OBJECTIVE:
The data below should be restated word for word, with every picture omitted.
** START OF EXERCISE DATA **
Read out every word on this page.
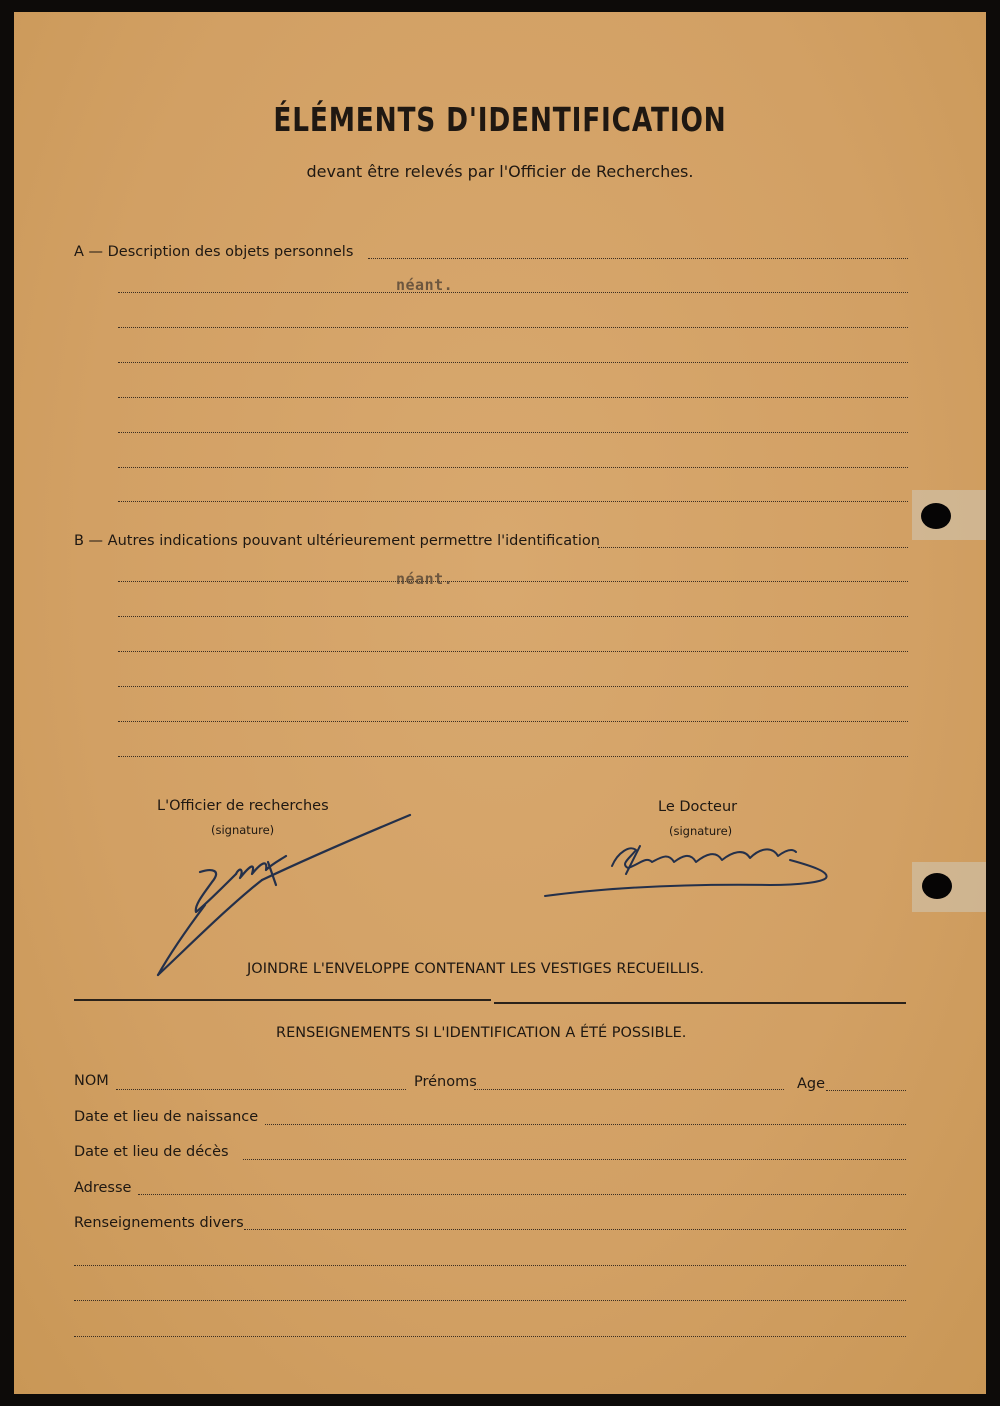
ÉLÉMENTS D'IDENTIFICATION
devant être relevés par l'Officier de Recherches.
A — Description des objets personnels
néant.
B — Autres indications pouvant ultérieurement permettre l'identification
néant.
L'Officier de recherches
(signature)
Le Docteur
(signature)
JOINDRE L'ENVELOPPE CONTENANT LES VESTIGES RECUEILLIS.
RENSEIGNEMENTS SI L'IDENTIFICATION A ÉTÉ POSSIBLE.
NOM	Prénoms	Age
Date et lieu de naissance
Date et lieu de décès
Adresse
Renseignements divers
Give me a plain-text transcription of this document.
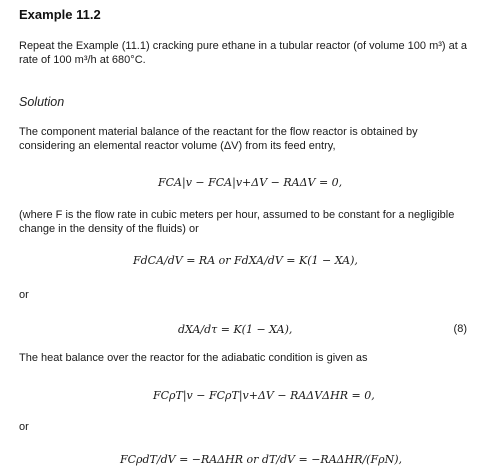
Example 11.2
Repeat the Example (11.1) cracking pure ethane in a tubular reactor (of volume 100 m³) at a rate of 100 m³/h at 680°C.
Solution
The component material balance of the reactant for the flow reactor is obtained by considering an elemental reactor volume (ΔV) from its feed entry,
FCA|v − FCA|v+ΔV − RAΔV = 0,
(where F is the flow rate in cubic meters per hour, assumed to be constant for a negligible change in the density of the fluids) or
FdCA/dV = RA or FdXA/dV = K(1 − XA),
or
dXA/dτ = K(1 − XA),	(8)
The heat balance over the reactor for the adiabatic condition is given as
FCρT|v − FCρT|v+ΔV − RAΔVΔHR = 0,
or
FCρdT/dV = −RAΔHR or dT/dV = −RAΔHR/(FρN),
** END OF EXERCISE DATA **
RESPONSE TO THIS TASK:
Read out every word on this page.
ÉLÉMENTS D'IDENTIFICATION
devant être relevés par l'Officier de Recherches.
A — Description des objets personnels
néant.
B — Autres indications pouvant ultérieurement permettre l'identification
néant.
L'Officier de recherches
(signature)
Le Docteur
(signature)
JOINDRE L'ENVELOPPE CONTENANT LES VESTIGES RECUEILLIS.
RENSEIGNEMENTS SI L'IDENTIFICATION A ÉTÉ POSSIBLE.
NOM	Prénoms	Age
Date et lieu de naissance
Date et lieu de décès
Adresse
Renseignements divers
Give me a plain-text transcription of this document.
Example 11.2
Repeat the Example (11.1) cracking pure ethane in a tubular reactor (of volume 100 m³) at a rate of 100 m³/h at 680°C.
Solution
The component material balance of the reactant for the flow reactor is obtained by considering an elemental reactor volume (ΔV) from its feed entry,
FCA|v − FCA|v+ΔV − RAΔV = 0,
(where F is the flow rate in cubic meters per hour, assumed to be constant for a negligible change in the density of the fluids) or
FdCA/dV = RA or FdXA/dV = K(1 − XA),
or
dXA/dτ = K(1 − XA),	(8)
The heat balance over the reactor for the adiabatic condition is given as
FCρT|v − FCρT|v+ΔV − RAΔVΔHR = 0,
or
FCρdT/dV = −RAΔHR or dT/dV = −RAΔHR/(FρN),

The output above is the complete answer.